TASK OBJECTIVE: What is the count of lines that hold the word "межведомственного"? Give only the number.

(Saved data entries)
— BEGIN —
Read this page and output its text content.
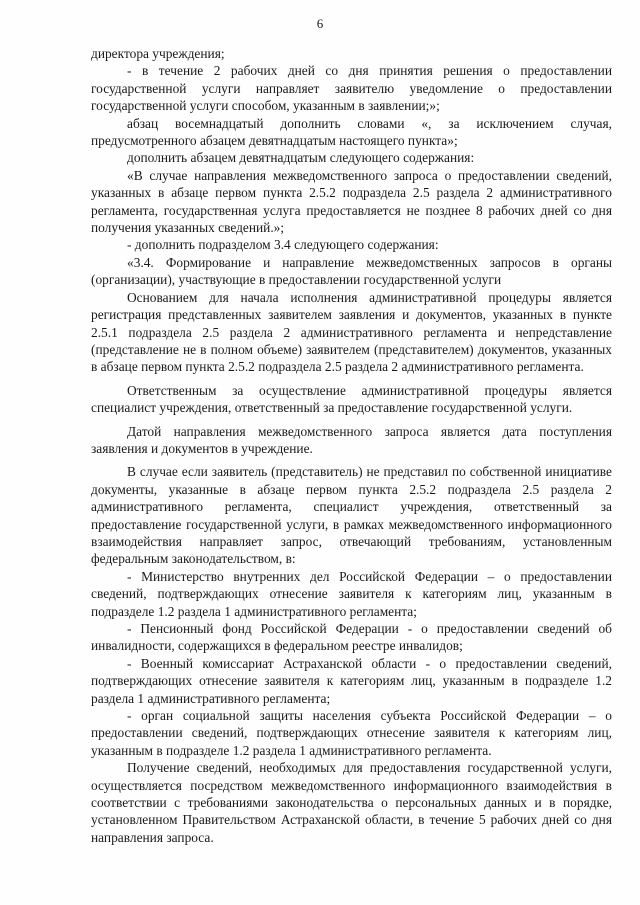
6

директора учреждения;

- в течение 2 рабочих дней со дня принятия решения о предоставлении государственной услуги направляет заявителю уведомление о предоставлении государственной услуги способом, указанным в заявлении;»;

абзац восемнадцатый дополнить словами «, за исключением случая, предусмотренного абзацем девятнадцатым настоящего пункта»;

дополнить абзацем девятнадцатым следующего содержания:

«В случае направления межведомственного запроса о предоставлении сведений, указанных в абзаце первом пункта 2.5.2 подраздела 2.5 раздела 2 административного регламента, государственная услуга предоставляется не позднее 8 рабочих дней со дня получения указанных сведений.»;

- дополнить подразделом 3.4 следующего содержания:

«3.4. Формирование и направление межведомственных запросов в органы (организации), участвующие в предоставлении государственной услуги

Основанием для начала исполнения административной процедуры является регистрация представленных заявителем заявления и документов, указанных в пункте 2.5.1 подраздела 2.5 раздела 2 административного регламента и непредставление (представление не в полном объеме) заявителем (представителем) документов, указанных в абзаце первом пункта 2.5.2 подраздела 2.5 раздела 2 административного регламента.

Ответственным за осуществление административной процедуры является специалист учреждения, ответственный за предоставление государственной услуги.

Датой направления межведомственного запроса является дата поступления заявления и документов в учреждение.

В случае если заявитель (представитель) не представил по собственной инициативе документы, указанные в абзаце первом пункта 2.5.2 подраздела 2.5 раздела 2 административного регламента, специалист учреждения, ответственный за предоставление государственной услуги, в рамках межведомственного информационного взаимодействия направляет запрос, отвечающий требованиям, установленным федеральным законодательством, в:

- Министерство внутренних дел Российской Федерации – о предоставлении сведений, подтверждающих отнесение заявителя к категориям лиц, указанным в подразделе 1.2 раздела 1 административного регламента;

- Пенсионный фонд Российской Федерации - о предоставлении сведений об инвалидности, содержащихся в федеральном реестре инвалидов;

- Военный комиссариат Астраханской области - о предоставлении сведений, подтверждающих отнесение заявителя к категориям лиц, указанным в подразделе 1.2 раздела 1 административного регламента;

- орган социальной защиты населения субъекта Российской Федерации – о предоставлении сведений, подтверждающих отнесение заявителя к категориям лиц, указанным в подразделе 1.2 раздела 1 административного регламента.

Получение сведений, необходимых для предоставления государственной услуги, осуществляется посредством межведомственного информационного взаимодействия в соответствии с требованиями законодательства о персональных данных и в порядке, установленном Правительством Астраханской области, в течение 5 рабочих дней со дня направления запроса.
— END —
SOLVED EXERCISE: 4